Rewrite the rows, starting at the line that contains "Localize each UI" and stopping after the line that contains "paragraph: 3．5.1 关键词释义:: [167, 356, 301, 374]", with "paragraph" changed to "text-block" and nothing else altered.

> **Supplied information**:
☆ ☆ ☆
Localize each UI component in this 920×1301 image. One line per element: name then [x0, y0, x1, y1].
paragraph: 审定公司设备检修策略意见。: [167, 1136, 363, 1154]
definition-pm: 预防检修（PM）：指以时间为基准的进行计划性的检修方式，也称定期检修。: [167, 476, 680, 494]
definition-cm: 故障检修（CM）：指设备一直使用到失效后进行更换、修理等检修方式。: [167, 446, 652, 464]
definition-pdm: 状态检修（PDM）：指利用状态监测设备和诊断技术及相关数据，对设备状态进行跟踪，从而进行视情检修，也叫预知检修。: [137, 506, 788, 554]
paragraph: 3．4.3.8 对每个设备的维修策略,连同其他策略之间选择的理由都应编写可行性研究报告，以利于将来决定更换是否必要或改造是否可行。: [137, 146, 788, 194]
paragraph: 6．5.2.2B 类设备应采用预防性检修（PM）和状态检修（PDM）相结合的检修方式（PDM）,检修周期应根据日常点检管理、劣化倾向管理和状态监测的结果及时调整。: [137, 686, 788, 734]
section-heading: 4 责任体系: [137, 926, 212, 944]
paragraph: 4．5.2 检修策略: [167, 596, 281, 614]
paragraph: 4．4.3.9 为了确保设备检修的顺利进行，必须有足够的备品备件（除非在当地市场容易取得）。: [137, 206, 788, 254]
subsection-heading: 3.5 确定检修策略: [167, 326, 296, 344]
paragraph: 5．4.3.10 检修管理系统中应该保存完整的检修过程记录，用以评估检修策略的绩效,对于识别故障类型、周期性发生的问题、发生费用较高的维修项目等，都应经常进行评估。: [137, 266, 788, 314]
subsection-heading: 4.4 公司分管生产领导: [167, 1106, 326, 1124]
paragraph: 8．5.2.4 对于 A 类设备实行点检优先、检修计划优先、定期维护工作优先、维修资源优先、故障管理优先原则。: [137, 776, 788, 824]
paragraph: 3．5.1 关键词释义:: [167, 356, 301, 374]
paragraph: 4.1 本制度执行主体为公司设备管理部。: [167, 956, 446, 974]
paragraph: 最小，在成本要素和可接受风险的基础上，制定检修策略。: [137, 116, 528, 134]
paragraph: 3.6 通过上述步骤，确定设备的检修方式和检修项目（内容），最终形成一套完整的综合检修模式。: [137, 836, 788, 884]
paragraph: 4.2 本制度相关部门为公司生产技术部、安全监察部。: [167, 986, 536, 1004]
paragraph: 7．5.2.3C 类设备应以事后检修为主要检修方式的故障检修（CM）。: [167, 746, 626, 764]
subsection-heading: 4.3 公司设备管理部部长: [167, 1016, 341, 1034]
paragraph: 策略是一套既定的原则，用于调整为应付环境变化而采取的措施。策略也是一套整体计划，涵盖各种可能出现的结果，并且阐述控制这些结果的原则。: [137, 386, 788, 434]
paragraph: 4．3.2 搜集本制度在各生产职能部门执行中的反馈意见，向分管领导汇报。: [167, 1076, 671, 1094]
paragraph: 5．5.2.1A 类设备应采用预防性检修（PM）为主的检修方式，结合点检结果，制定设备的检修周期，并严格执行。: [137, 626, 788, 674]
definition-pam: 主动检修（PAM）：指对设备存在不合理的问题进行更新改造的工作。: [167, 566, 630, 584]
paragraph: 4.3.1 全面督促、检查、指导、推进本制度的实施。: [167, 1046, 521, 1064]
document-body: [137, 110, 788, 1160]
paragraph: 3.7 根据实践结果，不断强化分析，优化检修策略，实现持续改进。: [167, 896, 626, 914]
☆ ☆ ☆
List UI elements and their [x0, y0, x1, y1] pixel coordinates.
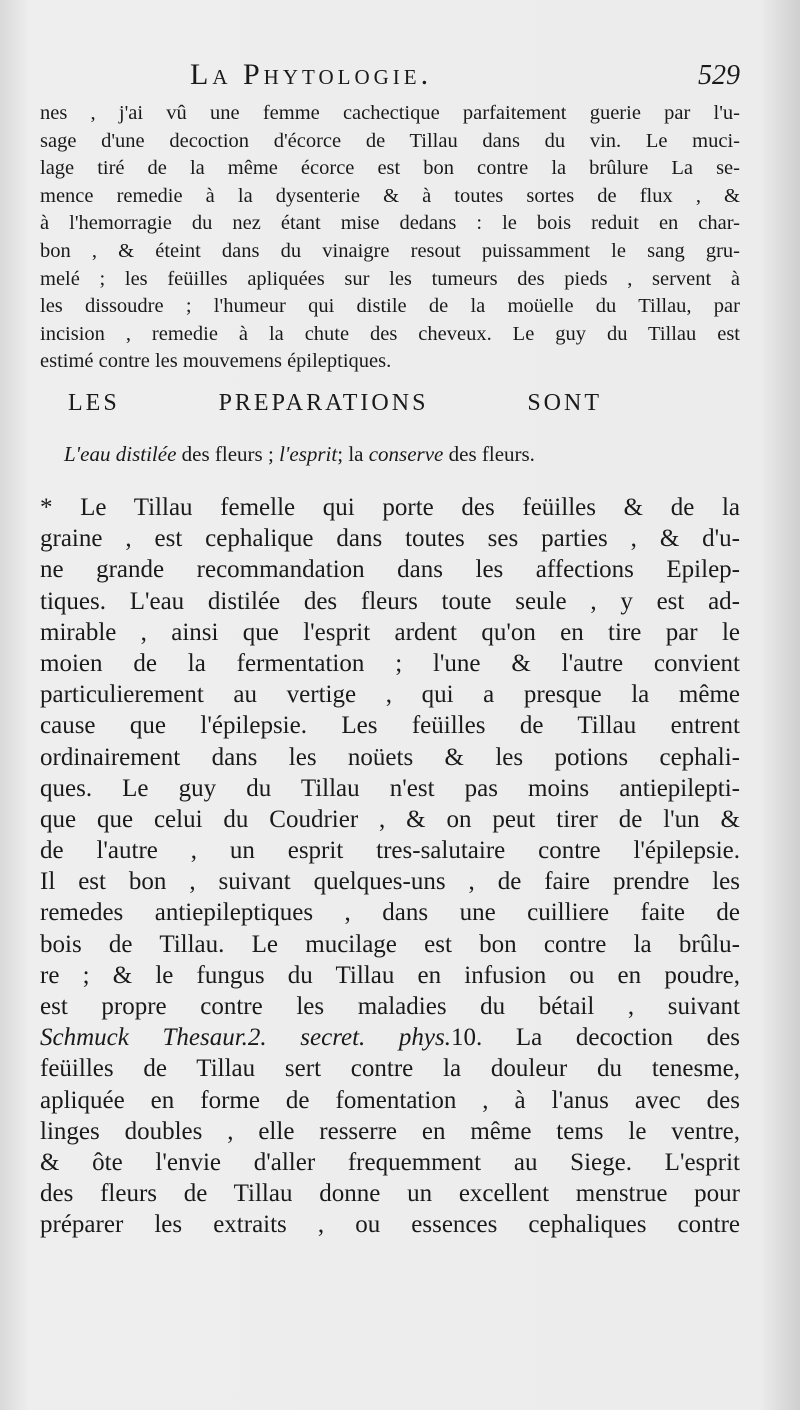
☆ ☆ ☆
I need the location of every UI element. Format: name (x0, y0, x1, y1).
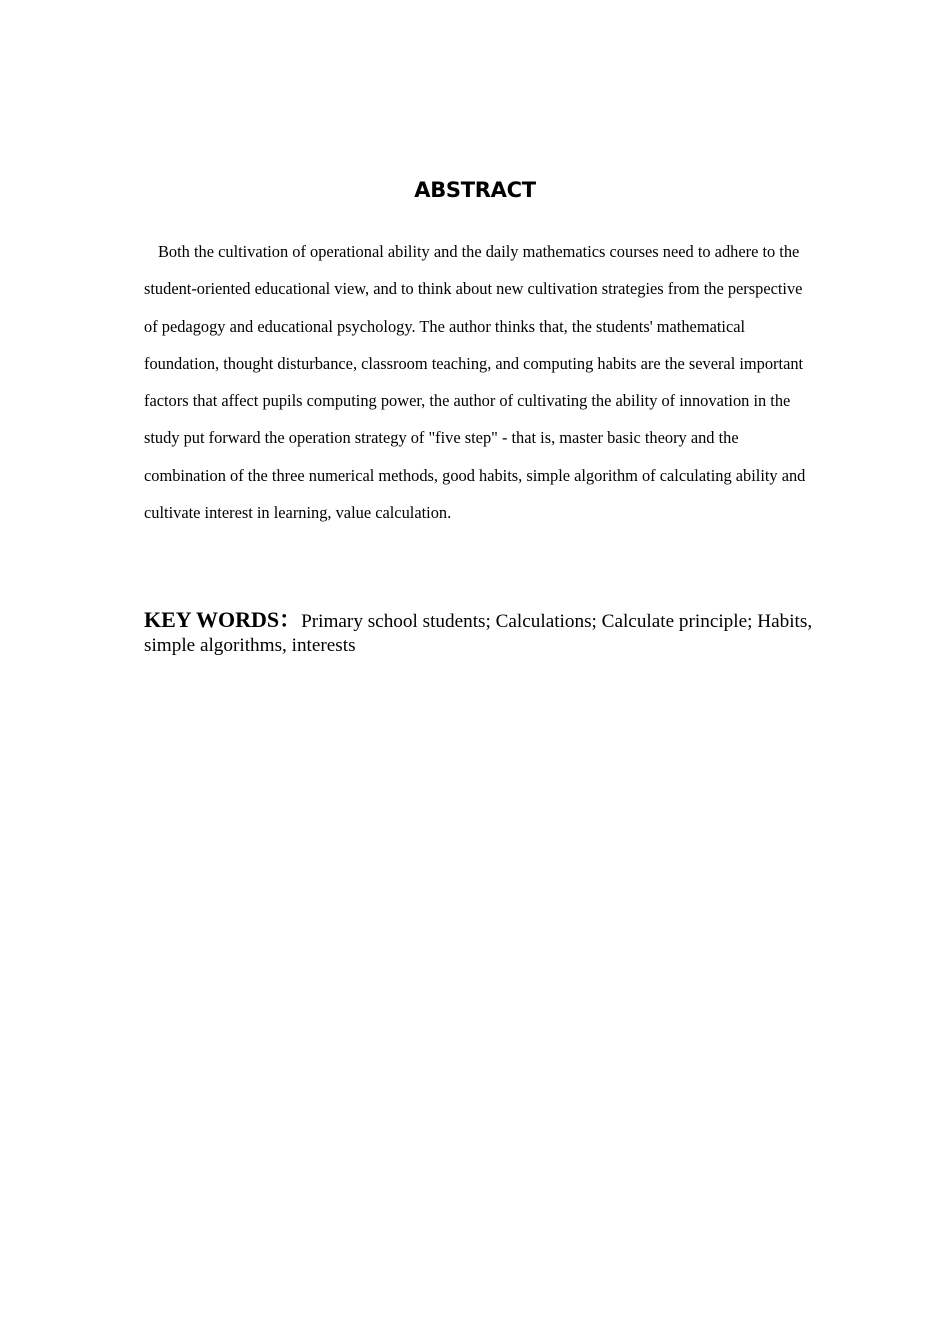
☆ ☆ ☆
> **Solved problem**:
Localize each UI component in this 920×1301 image. One line per element: name then [x0, y0, x1, y1].
text-block: 审定公司设备检修策略意见。: [167, 1136, 363, 1154]
definition-pm: 预防检修（PM）：指以时间为基准的进行计划性的检修方式，也称定期检修。: [167, 476, 680, 494]
definition-cm: 故障检修（CM）：指设备一直使用到失效后进行更换、修理等检修方式。: [167, 446, 652, 464]
definition-pdm: 状态检修（PDM）：指利用状态监测设备和诊断技术及相关数据，对设备状态进行跟踪，从而进行视情检修，也叫预知检修。: [137, 506, 788, 554]
text-block: 3．4.3.8 对每个设备的维修策略,连同其他策略之间选择的理由都应编写可行性研究报告，以利于将来决定更换是否必要或改造是否可行。: [137, 146, 788, 194]
text-block: 6．5.2.2B 类设备应采用预防性检修（PM）和状态检修（PDM）相结合的检修方式（PDM）,检修周期应根据日常点检管理、劣化倾向管理和状态监测的结果及时调整。: [137, 686, 788, 734]
section-heading: 4 责任体系: [137, 926, 212, 944]
text-block: 4．5.2 检修策略: [167, 596, 281, 614]
text-block: 4．4.3.9 为了确保设备检修的顺利进行，必须有足够的备品备件（除非在当地市场容易取得）。: [137, 206, 788, 254]
subsection-heading: 3.5 确定检修策略: [167, 326, 296, 344]
text-block: 5．4.3.10 检修管理系统中应该保存完整的检修过程记录，用以评估检修策略的绩效,对于识别故障类型、周期性发生的问题、发生费用较高的维修项目等，都应经常进行评估。: [137, 266, 788, 314]
subsection-heading: 4.4 公司分管生产领导: [167, 1106, 326, 1124]
text-block: 8．5.2.4 对于 A 类设备实行点检优先、检修计划优先、定期维护工作优先、维修资源优先、故障管理优先原则。: [137, 776, 788, 824]
text-block: 3．5.1 关键词释义:: [167, 356, 301, 374]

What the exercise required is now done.